* _TASK TO COMPLETE_: Look through the data below and say how many of its lines contain "text", adding nothing else.

* _RECORDS FOR THE TASK_:
▼▼▼
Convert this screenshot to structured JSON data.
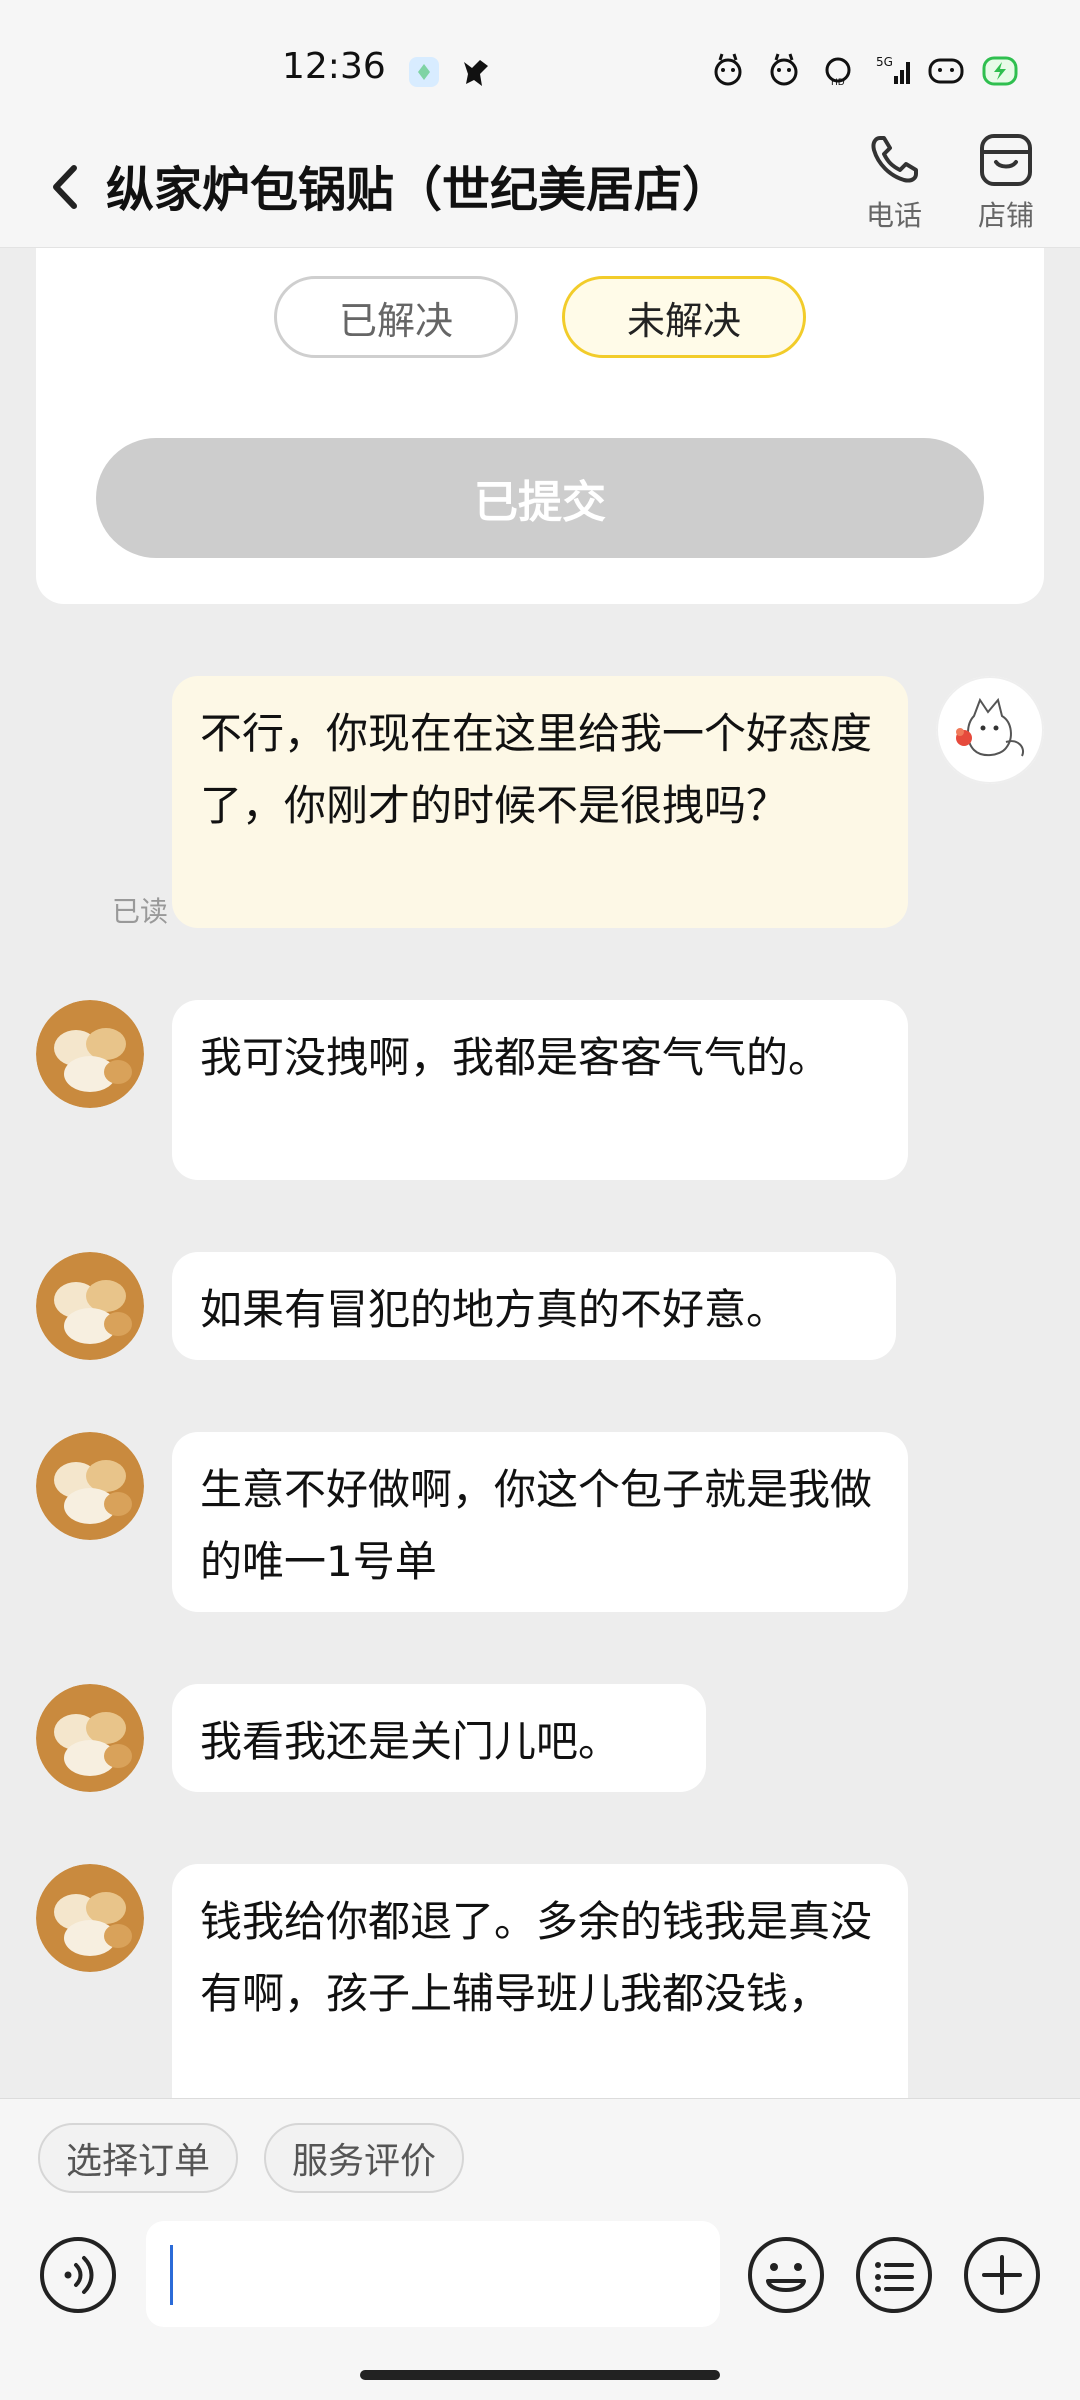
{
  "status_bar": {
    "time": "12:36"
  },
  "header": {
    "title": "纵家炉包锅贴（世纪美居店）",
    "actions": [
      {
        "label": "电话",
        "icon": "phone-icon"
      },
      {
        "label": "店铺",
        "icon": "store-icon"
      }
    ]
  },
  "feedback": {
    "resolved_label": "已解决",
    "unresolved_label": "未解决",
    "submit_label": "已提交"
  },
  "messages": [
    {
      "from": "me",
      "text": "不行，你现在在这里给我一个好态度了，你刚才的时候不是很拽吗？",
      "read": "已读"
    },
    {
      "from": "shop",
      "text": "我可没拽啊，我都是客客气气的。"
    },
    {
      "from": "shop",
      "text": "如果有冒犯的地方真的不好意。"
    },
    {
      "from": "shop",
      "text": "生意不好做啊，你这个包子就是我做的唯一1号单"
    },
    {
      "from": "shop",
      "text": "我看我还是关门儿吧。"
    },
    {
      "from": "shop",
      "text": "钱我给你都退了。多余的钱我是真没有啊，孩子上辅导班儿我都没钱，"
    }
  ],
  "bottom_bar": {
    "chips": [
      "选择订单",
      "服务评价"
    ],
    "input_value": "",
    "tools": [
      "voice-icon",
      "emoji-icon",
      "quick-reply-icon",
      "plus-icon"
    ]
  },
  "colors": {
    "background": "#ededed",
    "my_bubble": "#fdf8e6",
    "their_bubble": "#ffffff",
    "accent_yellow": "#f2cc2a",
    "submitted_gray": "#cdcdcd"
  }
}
▲▲▲
* _RESPONSE_: 6